__Goal__. Select from the data all lines with the word "page".

__Data__.
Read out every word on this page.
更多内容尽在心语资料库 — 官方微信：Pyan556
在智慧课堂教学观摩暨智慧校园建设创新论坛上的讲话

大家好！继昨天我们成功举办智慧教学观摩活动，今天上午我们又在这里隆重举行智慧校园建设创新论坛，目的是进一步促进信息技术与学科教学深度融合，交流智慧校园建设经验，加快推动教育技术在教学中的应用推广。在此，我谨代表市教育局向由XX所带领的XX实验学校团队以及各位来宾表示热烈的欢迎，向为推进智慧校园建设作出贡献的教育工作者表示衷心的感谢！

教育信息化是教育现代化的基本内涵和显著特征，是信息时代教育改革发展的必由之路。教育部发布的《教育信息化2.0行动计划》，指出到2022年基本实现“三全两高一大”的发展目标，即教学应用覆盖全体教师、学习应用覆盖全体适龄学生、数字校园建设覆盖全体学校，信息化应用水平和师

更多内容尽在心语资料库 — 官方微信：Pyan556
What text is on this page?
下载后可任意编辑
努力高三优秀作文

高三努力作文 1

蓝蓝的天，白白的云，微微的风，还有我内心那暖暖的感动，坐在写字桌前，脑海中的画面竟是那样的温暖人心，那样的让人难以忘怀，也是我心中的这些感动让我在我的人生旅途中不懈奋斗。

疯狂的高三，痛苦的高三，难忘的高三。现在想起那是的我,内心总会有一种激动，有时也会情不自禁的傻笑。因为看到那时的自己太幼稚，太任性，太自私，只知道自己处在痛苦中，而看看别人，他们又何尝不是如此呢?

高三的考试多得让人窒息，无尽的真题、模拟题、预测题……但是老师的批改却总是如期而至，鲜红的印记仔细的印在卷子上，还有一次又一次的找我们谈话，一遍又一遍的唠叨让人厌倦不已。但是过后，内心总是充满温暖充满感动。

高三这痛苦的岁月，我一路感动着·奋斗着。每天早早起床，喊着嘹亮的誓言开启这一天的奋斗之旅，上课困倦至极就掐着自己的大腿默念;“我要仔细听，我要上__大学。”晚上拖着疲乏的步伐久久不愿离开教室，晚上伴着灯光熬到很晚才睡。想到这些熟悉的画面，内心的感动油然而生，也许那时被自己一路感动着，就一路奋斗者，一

__Solution to this task__.
Read out every word on this page.
What text is on this page?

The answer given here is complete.